* BEGIN Input material *

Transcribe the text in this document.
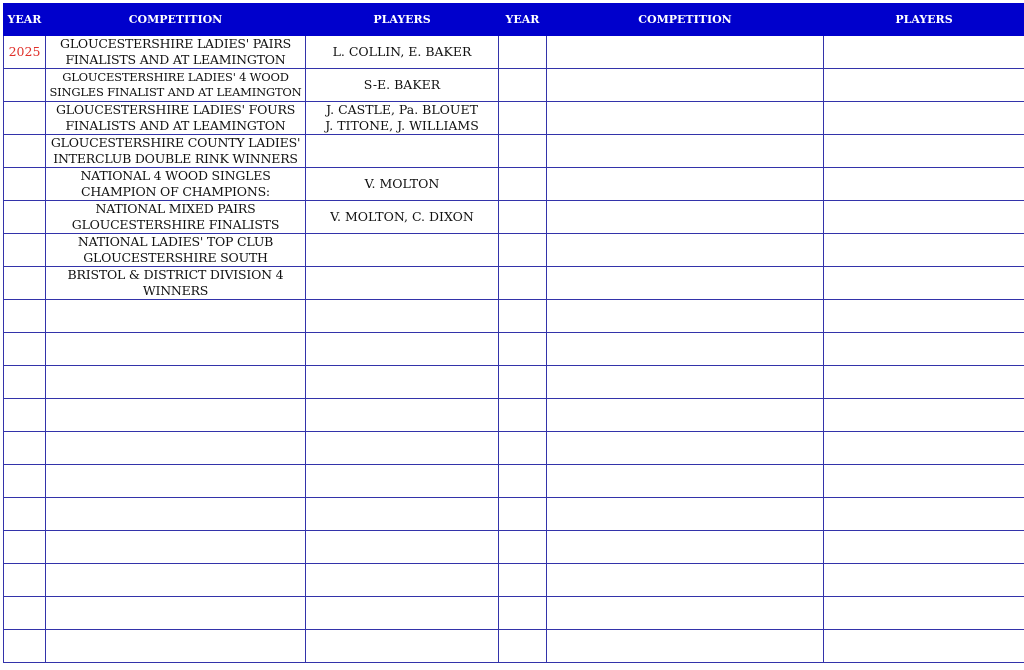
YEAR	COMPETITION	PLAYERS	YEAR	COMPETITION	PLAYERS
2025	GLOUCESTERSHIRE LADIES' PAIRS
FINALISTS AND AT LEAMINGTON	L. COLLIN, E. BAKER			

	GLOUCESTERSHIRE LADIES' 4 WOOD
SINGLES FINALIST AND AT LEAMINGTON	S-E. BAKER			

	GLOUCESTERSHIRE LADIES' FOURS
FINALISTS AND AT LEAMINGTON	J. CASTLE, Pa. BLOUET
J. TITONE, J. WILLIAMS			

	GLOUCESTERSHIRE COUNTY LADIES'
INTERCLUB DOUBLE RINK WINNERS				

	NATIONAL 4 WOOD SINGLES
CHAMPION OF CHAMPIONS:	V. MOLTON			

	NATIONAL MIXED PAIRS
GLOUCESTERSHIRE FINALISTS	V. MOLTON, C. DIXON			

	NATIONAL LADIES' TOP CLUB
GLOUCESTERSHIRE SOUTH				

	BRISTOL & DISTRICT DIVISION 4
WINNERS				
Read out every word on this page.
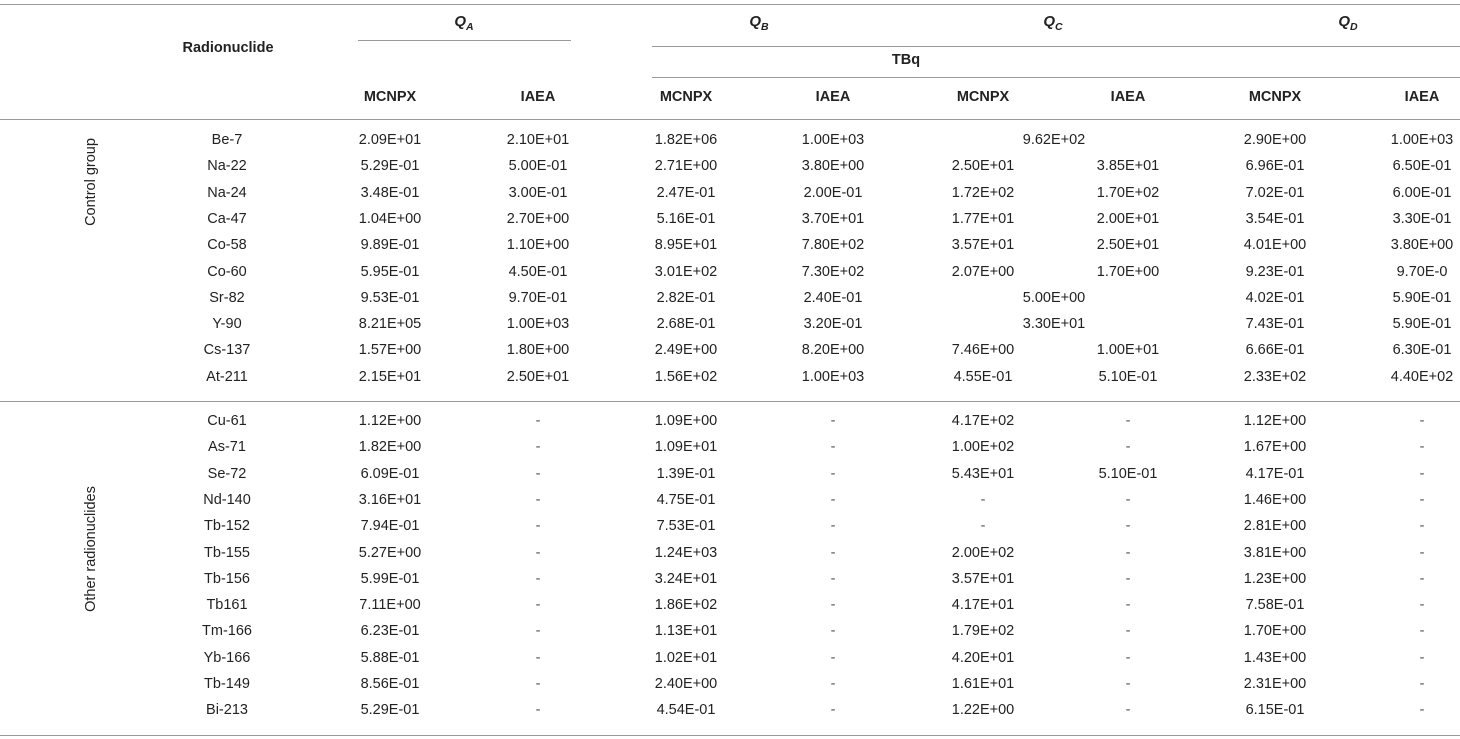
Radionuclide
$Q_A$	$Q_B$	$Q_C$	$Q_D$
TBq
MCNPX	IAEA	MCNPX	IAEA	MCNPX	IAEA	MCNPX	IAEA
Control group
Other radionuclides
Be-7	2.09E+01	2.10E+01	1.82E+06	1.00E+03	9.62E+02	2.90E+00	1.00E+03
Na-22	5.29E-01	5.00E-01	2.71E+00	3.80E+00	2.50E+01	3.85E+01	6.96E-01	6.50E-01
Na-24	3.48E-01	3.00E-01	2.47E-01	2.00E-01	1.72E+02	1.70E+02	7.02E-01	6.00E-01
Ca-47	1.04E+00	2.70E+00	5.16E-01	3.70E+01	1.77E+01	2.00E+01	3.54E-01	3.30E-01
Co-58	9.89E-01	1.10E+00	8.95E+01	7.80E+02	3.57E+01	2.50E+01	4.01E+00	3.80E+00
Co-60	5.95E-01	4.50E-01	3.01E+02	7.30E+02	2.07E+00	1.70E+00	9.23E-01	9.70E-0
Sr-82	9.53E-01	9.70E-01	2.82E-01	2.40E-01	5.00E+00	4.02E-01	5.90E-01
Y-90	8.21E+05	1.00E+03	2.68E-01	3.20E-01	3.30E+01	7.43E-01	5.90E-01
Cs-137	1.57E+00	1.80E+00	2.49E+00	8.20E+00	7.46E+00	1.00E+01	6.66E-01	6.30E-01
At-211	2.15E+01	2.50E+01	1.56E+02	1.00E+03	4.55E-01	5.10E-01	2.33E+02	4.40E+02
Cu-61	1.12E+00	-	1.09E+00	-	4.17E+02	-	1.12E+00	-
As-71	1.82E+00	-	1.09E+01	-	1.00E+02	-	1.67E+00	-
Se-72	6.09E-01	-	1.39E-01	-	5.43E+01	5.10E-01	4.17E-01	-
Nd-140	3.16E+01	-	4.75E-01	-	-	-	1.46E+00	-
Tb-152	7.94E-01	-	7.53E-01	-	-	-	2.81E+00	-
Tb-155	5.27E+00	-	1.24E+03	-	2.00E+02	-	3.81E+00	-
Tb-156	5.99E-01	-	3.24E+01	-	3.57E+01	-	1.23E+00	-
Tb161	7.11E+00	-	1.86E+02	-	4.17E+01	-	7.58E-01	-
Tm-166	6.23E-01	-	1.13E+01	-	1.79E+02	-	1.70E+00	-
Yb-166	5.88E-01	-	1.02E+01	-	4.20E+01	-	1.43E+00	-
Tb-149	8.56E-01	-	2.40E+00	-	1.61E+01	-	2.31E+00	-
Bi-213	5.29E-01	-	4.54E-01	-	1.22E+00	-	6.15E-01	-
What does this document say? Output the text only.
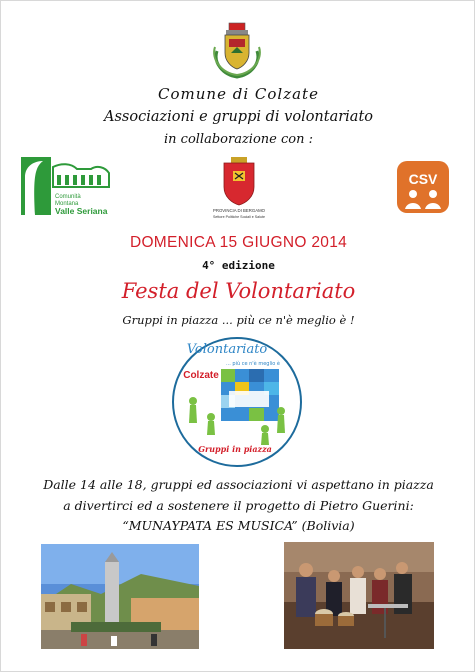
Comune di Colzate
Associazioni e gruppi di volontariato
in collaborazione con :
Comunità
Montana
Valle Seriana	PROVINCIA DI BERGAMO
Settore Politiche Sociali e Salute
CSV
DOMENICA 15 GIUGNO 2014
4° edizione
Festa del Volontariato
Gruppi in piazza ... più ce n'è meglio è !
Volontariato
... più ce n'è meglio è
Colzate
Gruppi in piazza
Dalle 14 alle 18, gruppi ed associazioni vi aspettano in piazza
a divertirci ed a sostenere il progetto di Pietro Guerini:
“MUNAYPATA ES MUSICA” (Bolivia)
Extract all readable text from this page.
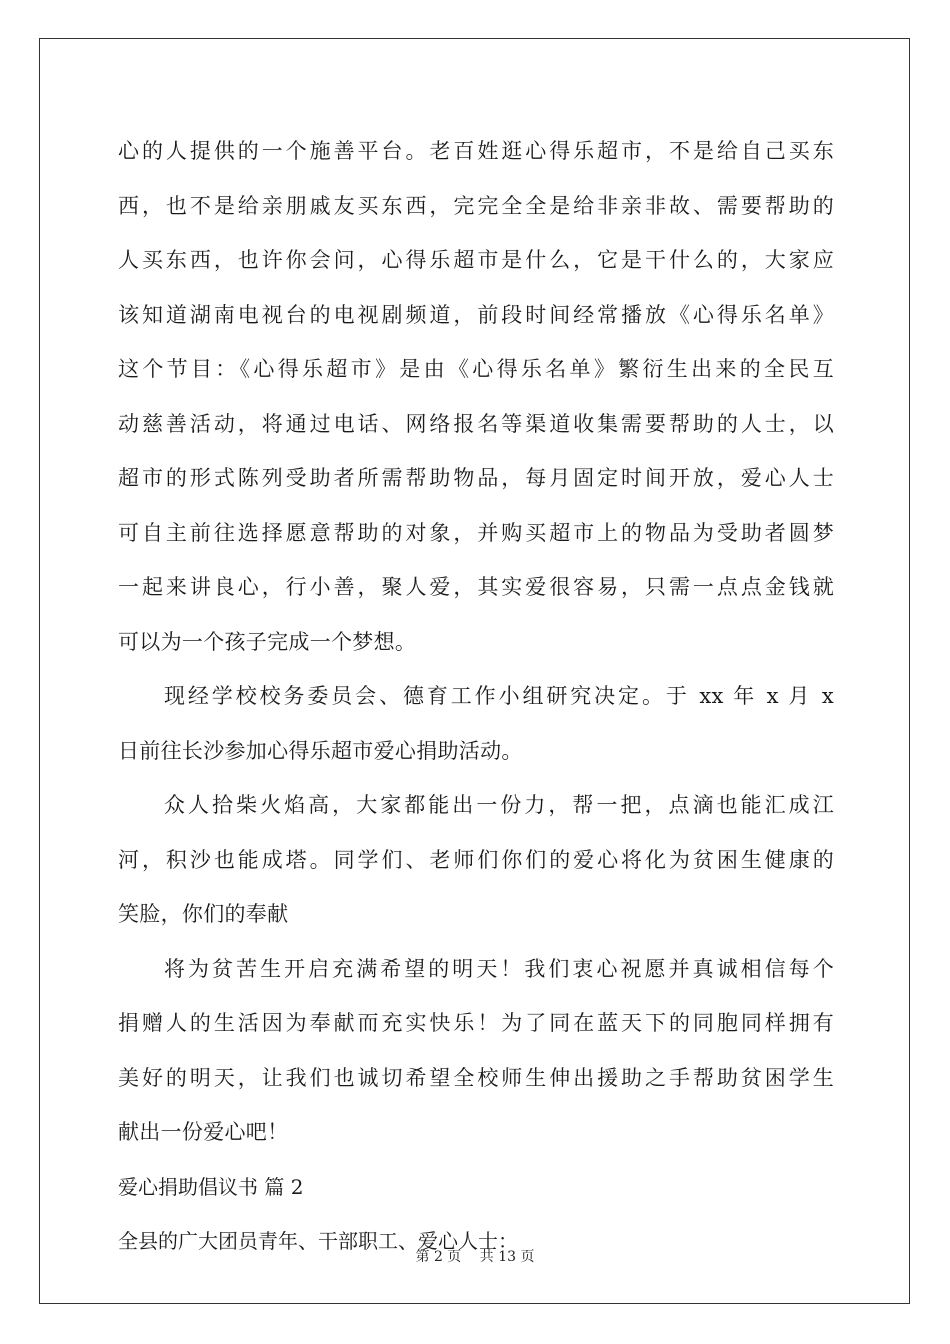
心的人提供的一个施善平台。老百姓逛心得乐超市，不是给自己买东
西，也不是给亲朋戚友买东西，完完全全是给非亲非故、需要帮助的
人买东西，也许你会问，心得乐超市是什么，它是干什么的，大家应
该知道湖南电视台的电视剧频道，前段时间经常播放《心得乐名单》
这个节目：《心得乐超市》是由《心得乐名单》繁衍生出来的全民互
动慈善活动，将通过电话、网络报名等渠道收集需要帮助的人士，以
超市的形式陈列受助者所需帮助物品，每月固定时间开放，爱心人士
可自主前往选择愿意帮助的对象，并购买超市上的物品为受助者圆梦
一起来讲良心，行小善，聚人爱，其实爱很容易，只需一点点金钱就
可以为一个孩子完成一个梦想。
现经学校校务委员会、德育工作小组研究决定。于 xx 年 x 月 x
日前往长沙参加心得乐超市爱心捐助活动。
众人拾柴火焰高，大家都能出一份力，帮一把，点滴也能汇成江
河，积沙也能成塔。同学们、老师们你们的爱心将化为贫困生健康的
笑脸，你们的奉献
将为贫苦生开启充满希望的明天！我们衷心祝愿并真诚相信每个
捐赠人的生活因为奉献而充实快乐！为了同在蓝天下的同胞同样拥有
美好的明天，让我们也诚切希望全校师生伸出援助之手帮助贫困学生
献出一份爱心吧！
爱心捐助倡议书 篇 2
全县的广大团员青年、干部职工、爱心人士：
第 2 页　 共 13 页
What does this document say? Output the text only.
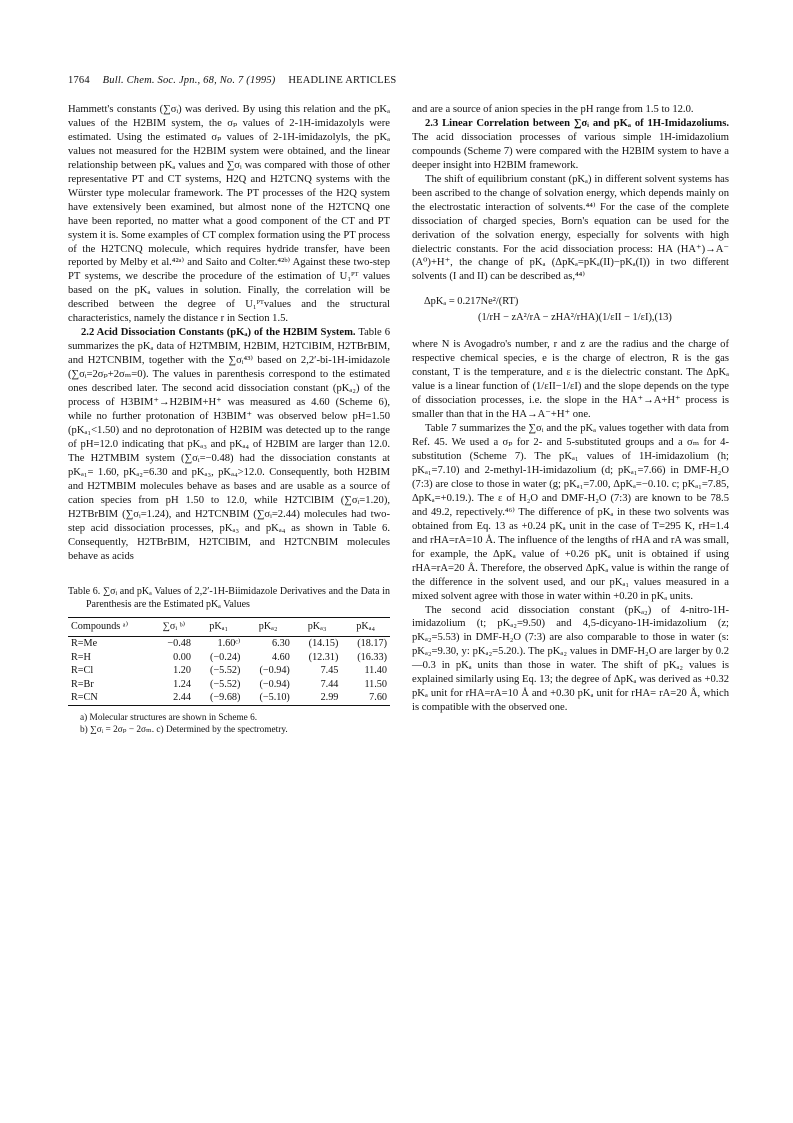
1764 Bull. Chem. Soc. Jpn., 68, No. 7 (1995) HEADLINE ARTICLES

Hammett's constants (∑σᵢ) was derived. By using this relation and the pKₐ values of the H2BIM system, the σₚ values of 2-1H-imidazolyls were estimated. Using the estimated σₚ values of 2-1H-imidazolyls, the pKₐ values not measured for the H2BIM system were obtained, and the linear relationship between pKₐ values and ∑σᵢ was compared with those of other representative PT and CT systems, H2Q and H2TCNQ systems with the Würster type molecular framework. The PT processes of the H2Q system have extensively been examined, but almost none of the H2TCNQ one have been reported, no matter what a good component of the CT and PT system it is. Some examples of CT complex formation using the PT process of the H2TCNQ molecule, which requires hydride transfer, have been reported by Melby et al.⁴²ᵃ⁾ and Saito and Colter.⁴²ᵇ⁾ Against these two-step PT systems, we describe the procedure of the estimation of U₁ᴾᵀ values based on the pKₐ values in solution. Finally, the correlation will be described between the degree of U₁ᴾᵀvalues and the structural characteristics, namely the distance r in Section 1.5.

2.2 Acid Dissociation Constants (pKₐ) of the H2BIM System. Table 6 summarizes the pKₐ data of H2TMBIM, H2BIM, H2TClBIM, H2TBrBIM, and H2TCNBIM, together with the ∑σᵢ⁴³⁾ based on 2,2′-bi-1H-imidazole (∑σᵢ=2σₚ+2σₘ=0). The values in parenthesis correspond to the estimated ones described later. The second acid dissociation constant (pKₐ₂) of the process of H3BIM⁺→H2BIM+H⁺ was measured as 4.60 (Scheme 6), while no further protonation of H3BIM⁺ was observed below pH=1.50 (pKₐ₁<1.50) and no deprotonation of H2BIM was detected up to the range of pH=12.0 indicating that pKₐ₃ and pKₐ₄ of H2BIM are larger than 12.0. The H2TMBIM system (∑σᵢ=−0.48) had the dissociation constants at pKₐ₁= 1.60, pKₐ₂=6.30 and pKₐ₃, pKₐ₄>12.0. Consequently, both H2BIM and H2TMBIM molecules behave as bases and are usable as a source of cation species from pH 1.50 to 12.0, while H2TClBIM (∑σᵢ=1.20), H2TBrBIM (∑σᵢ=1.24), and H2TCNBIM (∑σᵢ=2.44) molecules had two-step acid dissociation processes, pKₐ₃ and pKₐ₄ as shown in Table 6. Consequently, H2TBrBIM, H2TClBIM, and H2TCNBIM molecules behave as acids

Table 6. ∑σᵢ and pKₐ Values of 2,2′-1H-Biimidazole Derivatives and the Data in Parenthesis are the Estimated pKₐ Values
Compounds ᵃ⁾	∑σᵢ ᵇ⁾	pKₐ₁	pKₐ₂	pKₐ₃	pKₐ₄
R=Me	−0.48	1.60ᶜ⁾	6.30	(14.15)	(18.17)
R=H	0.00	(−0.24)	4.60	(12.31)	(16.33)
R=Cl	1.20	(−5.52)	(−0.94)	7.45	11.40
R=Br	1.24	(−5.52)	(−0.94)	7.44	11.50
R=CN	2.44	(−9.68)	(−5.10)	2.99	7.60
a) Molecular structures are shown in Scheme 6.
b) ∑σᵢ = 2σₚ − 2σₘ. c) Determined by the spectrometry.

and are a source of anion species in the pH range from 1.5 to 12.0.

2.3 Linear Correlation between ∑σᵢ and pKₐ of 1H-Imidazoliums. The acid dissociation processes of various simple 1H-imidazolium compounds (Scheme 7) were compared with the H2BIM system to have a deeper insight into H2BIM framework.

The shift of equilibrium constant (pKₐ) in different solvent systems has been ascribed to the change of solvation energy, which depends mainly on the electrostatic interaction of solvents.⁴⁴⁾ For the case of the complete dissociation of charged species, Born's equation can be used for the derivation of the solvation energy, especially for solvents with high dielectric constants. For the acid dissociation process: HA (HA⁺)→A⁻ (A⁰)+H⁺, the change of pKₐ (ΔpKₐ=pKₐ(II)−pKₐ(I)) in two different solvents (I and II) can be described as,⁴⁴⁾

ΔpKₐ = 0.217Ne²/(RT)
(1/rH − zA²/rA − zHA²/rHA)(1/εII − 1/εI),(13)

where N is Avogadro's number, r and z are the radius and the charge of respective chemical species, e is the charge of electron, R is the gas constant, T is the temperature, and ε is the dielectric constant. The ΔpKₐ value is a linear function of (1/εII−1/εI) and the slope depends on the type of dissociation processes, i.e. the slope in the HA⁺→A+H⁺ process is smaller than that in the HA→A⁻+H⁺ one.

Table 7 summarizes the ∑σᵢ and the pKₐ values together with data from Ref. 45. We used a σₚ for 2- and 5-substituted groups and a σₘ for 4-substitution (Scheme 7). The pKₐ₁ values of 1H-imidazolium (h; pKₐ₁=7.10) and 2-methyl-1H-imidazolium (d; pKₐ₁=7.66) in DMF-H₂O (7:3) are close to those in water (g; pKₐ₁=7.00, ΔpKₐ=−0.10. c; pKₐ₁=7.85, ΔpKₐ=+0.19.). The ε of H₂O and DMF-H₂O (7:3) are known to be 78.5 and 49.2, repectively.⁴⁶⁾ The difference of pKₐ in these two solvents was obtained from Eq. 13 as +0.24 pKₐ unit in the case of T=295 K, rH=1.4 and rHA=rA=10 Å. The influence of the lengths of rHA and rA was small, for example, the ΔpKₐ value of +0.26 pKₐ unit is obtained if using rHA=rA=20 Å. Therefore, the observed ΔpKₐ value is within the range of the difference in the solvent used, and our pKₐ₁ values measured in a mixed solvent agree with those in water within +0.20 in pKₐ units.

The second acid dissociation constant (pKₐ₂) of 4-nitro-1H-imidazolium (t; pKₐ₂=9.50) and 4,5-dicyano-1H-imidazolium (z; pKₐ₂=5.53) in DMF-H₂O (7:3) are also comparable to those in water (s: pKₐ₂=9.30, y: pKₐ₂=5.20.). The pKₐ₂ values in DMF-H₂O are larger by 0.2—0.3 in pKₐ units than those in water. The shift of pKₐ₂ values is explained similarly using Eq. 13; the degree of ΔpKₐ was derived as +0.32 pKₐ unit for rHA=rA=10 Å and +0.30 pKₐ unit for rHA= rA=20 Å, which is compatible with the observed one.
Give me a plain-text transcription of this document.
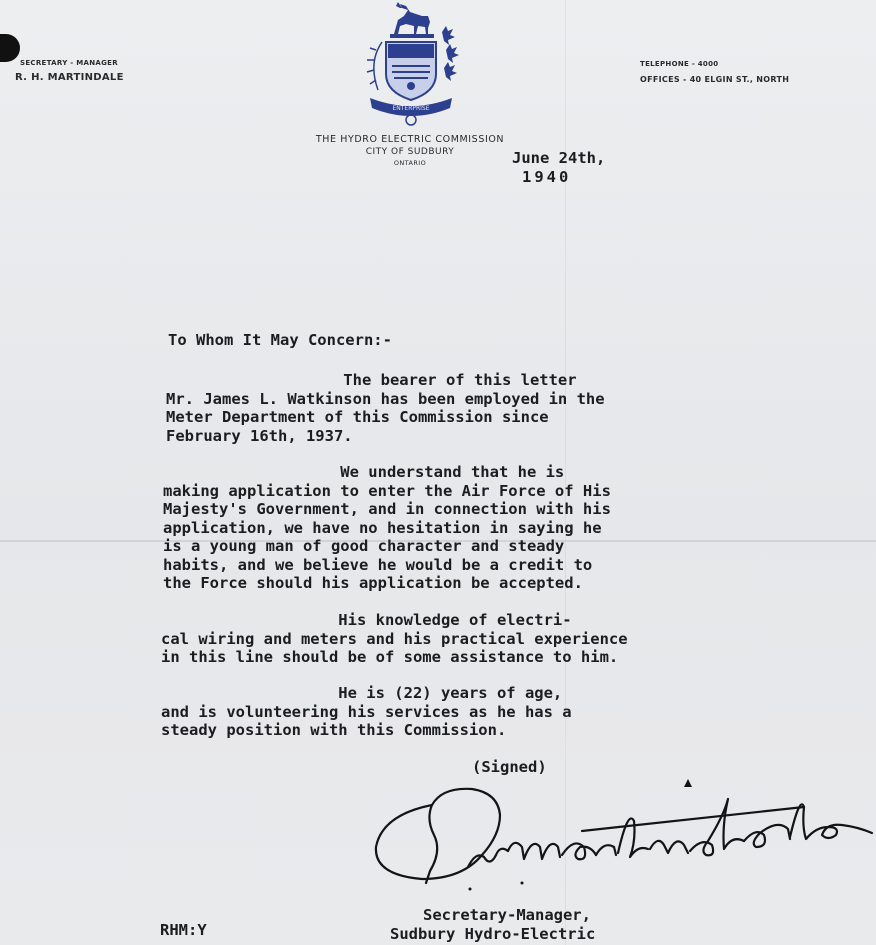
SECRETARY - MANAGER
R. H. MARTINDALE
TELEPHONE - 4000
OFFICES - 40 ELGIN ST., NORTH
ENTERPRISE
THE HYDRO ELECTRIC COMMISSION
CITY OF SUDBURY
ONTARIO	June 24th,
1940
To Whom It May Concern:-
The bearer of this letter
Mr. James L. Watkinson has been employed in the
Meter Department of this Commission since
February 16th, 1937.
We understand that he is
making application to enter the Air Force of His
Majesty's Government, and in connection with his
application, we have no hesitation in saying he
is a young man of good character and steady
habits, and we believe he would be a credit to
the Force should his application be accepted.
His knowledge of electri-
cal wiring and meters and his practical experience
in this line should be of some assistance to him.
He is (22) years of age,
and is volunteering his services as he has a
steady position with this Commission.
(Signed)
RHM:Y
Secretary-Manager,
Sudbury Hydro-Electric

* END Input material *

■ **Exercise requirements**
Go through the listing above and pull out each line containing the word "document".

■ **Completed exercise**
Transcribe the text in this document.
What does this document say? Output the text only.
What does this document say? Output the text only.
Give me a plain-text transcription of this document.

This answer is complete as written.